## Given records
*-*-*

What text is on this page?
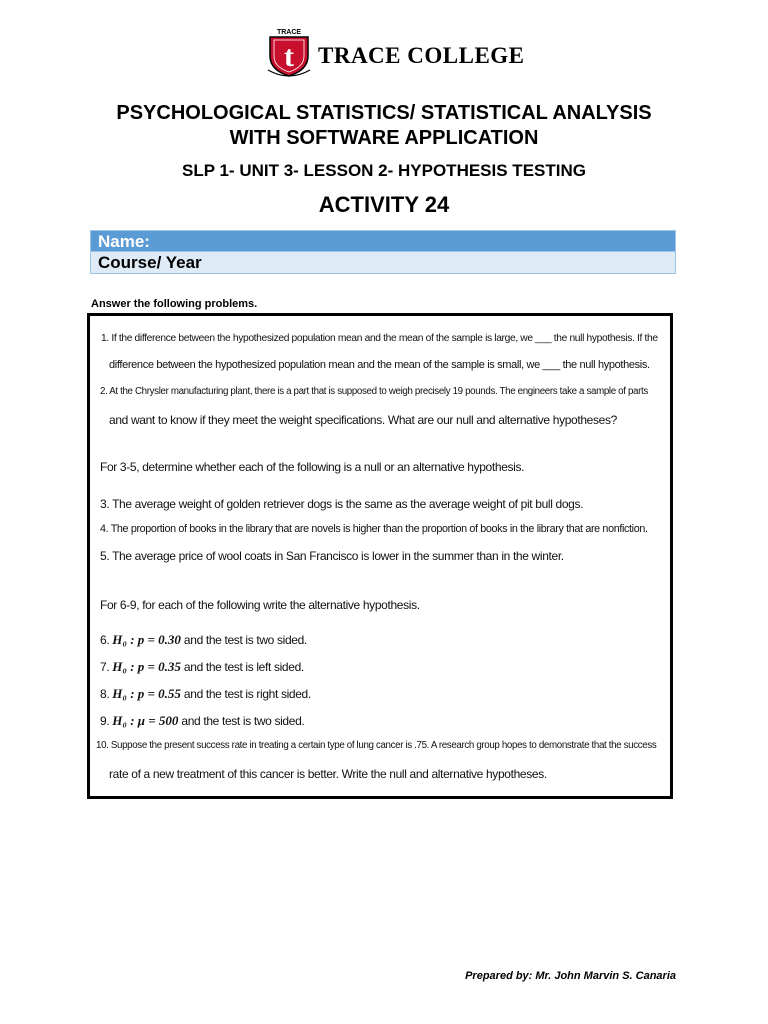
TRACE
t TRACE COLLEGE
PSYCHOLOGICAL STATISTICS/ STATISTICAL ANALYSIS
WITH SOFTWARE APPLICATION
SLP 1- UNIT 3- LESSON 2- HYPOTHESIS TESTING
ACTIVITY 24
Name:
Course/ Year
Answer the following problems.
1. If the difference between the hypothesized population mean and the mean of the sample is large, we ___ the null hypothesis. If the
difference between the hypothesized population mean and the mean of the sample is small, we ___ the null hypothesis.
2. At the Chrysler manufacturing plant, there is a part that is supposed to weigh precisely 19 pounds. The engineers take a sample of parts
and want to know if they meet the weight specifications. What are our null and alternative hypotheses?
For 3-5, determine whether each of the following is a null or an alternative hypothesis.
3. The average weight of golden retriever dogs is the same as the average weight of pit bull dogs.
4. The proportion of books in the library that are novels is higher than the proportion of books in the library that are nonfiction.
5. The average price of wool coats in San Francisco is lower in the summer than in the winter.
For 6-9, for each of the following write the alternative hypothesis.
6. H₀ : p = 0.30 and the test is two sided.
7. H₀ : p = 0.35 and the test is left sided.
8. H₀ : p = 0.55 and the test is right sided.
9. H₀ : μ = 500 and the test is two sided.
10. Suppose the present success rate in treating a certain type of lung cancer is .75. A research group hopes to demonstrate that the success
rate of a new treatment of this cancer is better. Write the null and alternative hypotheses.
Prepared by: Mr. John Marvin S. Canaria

*-*-*

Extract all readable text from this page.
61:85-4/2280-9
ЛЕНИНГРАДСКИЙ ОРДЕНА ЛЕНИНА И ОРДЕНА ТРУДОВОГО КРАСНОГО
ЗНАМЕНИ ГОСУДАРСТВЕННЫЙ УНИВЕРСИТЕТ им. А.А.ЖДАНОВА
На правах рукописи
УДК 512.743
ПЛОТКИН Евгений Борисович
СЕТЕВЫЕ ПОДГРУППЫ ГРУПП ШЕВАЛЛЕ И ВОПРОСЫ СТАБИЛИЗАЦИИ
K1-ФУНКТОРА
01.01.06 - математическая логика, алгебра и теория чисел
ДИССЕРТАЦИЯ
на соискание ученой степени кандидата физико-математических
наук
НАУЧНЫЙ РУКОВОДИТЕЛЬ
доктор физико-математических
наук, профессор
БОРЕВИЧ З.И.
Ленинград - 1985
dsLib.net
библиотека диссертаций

*-*-*

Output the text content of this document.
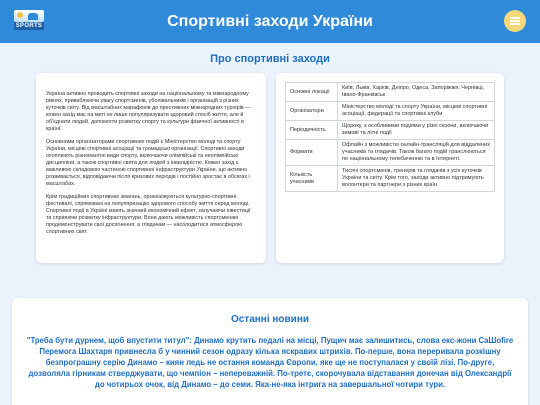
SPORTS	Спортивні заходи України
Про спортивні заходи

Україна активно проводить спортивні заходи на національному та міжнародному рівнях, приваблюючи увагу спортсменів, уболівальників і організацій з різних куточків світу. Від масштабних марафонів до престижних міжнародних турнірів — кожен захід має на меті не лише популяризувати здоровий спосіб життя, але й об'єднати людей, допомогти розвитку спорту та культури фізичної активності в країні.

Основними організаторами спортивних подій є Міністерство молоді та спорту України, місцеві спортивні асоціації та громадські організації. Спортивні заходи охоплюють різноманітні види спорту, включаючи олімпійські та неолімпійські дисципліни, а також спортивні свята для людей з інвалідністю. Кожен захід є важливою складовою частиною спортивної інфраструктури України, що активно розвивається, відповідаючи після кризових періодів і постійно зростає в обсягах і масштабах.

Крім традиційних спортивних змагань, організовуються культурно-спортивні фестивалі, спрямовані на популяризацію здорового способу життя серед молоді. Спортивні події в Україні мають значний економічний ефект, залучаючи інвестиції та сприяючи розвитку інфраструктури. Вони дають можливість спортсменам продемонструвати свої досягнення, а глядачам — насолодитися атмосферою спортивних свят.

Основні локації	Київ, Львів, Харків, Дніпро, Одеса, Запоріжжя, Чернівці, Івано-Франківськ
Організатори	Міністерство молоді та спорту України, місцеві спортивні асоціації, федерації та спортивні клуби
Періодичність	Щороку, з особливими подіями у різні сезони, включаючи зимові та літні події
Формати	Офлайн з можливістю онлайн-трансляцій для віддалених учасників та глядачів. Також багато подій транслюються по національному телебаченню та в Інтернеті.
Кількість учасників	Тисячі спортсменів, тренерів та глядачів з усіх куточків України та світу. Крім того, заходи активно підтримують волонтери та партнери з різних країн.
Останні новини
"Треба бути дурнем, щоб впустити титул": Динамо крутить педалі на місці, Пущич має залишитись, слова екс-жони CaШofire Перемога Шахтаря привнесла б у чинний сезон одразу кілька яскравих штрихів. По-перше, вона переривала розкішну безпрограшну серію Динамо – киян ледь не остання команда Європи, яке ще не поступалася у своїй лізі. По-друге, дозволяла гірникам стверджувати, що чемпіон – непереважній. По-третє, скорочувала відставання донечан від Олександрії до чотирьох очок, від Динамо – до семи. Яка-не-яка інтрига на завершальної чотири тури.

*-*-*

## Given instruction
For each line in the data above that contains the string "місцеві", extract the line.

## Result for this exercise
Основними організаторами спортивних подій є Міністерство молоді та спорту України, місцеві спортивні асоціації та громадські організації. Спортивні заходи охоплюють різноманітні види спорту, включаючи олімпійські та неолімпійські дисципліни, а також спортивні свята для людей з інвалідністю. Кожен захід є важливою складовою частиною спортивної інфраструктури України, що активно розвивається, відповідаючи після кризових періодів і постійно зростає в обсягах і масштабах.
Організатори	Міністерство молоді та спорту України, місцеві спортивні асоціації, федерації та спортивні клуби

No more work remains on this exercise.